- **What is asked**: Output every record below exactly as it appears.

- **Records for the exercise**:

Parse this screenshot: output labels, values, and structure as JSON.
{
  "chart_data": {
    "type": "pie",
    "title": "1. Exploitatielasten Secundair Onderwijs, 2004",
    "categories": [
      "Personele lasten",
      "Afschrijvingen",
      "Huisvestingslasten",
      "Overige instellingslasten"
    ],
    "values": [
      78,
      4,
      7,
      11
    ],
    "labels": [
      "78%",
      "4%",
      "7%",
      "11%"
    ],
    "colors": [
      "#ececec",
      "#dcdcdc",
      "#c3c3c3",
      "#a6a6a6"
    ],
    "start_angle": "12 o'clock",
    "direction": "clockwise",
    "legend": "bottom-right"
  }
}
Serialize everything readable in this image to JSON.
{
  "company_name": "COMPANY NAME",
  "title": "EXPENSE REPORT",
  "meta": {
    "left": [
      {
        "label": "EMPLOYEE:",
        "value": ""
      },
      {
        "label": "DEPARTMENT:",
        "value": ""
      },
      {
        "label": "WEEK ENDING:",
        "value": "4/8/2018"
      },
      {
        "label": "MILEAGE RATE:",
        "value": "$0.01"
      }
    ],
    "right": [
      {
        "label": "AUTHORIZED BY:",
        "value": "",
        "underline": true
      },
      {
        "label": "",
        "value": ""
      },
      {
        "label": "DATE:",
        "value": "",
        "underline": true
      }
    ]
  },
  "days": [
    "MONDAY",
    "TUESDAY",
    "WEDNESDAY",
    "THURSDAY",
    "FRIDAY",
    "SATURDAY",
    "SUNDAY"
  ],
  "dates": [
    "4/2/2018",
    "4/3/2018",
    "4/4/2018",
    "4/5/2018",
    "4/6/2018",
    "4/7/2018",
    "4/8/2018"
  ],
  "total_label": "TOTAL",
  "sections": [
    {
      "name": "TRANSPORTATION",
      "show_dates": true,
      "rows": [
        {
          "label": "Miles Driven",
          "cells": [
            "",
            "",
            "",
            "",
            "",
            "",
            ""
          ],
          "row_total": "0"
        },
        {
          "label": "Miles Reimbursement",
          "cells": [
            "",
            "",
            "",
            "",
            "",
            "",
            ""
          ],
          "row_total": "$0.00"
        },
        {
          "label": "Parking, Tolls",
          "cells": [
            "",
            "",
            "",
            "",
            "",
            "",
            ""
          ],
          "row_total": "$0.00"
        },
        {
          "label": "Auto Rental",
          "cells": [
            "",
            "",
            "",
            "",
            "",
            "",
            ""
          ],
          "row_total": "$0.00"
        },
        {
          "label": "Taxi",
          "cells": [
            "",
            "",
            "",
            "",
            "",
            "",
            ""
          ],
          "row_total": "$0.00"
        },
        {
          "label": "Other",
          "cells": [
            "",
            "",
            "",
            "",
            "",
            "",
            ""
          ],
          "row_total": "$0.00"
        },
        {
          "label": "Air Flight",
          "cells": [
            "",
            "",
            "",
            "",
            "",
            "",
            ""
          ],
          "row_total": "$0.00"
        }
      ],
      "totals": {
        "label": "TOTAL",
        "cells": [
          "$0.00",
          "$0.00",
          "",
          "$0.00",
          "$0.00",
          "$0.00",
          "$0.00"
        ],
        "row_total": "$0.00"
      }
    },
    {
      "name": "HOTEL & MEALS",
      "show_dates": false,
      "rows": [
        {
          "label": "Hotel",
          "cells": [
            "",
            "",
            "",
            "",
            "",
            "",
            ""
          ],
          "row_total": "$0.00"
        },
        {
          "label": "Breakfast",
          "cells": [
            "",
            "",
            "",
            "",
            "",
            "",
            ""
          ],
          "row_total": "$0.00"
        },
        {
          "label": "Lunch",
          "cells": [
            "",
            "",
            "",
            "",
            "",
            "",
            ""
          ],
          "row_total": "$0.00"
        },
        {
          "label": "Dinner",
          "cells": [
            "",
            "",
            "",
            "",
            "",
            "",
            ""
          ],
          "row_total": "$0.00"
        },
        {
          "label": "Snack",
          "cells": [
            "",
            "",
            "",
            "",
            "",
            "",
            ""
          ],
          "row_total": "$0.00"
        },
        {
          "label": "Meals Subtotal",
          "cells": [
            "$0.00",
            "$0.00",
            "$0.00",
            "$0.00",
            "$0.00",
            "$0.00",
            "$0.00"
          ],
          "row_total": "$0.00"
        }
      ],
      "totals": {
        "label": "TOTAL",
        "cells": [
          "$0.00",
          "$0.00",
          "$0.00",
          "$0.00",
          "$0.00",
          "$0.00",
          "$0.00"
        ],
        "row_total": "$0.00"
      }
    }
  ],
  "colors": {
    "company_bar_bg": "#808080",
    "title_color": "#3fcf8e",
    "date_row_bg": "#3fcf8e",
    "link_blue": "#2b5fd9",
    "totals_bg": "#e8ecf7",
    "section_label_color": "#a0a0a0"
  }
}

- **Result**:
Parse this screenshot: output labels, values, and structure as JSON.
{
  "chart_data": {
    "type": "pie",
    "title": "1. Exploitatielasten Secundair Onderwijs, 2004",
    "categories": [
      "Personele lasten",
      "Afschrijvingen",
      "Huisvestingslasten",
      "Overige instellingslasten"
    ],
    "values": [
      78,
      4,
      7,
      11
    ],
    "labels": [
      "78%",
      "4%",
      "7%",
      "11%"
    ],
    "colors": [
      "#ececec",
      "#dcdcdc",
      "#c3c3c3",
      "#a6a6a6"
    ],
    "start_angle": "12 o'clock",
    "direction": "clockwise",
    "legend": "bottom-right"
  }
}
Serialize everything readable in this image to JSON.
{
  "company_name": "COMPANY NAME",
  "title": "EXPENSE REPORT",
  "meta": {
    "left": [
      {
        "label": "EMPLOYEE:",
        "value": ""
      },
      {
        "label": "DEPARTMENT:",
        "value": ""
      },
      {
        "label": "WEEK ENDING:",
        "value": "4/8/2018"
      },
      {
        "label": "MILEAGE RATE:",
        "value": "$0.01"
      }
    ],
    "right": [
      {
        "label": "AUTHORIZED BY:",
        "value": "",
        "underline": true
      },
      {
        "label": "",
        "value": ""
      },
      {
        "label": "DATE:",
        "value": "",
        "underline": true
      }
    ]
  },
  "days": [
    "MONDAY",
    "TUESDAY",
    "WEDNESDAY",
    "THURSDAY",
    "FRIDAY",
    "SATURDAY",
    "SUNDAY"
  ],
  "dates": [
    "4/2/2018",
    "4/3/2018",
    "4/4/2018",
    "4/5/2018",
    "4/6/2018",
    "4/7/2018",
    "4/8/2018"
  ],
  "total_label": "TOTAL",
  "sections": [
    {
      "name": "TRANSPORTATION",
      "show_dates": true,
      "rows": [
        {
          "label": "Miles Driven",
          "cells": [
            "",
            "",
            "",
            "",
            "",
            "",
            ""
          ],
          "row_total": "0"
        },
        {
          "label": "Miles Reimbursement",
          "cells": [
            "",
            "",
            "",
            "",
            "",
            "",
            ""
          ],
          "row_total": "$0.00"
        },
        {
          "label": "Parking, Tolls",
          "cells": [
            "",
            "",
            "",
            "",
            "",
            "",
            ""
          ],
          "row_total": "$0.00"
        },
        {
          "label": "Auto Rental",
          "cells": [
            "",
            "",
            "",
            "",
            "",
            "",
            ""
          ],
          "row_total": "$0.00"
        },
        {
          "label": "Taxi",
          "cells": [
            "",
            "",
            "",
            "",
            "",
            "",
            ""
          ],
          "row_total": "$0.00"
        },
        {
          "label": "Other",
          "cells": [
            "",
            "",
            "",
            "",
            "",
            "",
            ""
          ],
          "row_total": "$0.00"
        },
        {
          "label": "Air Flight",
          "cells": [
            "",
            "",
            "",
            "",
            "",
            "",
            ""
          ],
          "row_total": "$0.00"
        }
      ],
      "totals": {
        "label": "TOTAL",
        "cells": [
          "$0.00",
          "$0.00",
          "",
          "$0.00",
          "$0.00",
          "$0.00",
          "$0.00"
        ],
        "row_total": "$0.00"
      }
    },
    {
      "name": "HOTEL & MEALS",
      "show_dates": false,
      "rows": [
        {
          "label": "Hotel",
          "cells": [
            "",
            "",
            "",
            "",
            "",
            "",
            ""
          ],
          "row_total": "$0.00"
        },
        {
          "label": "Breakfast",
          "cells": [
            "",
            "",
            "",
            "",
            "",
            "",
            ""
          ],
          "row_total": "$0.00"
        },
        {
          "label": "Lunch",
          "cells": [
            "",
            "",
            "",
            "",
            "",
            "",
            ""
          ],
          "row_total": "$0.00"
        },
        {
          "label": "Dinner",
          "cells": [
            "",
            "",
            "",
            "",
            "",
            "",
            ""
          ],
          "row_total": "$0.00"
        },
        {
          "label": "Snack",
          "cells": [
            "",
            "",
            "",
            "",
            "",
            "",
            ""
          ],
          "row_total": "$0.00"
        },
        {
          "label": "Meals Subtotal",
          "cells": [
            "$0.00",
            "$0.00",
            "$0.00",
            "$0.00",
            "$0.00",
            "$0.00",
            "$0.00"
          ],
          "row_total": "$0.00"
        }
      ],
      "totals": {
        "label": "TOTAL",
        "cells": [
          "$0.00",
          "$0.00",
          "$0.00",
          "$0.00",
          "$0.00",
          "$0.00",
          "$0.00"
        ],
        "row_total": "$0.00"
      }
    }
  ],
  "colors": {
    "company_bar_bg": "#808080",
    "title_color": "#3fcf8e",
    "date_row_bg": "#3fcf8e",
    "link_blue": "#2b5fd9",
    "totals_bg": "#e8ecf7",
    "section_label_color": "#a0a0a0"
  }
}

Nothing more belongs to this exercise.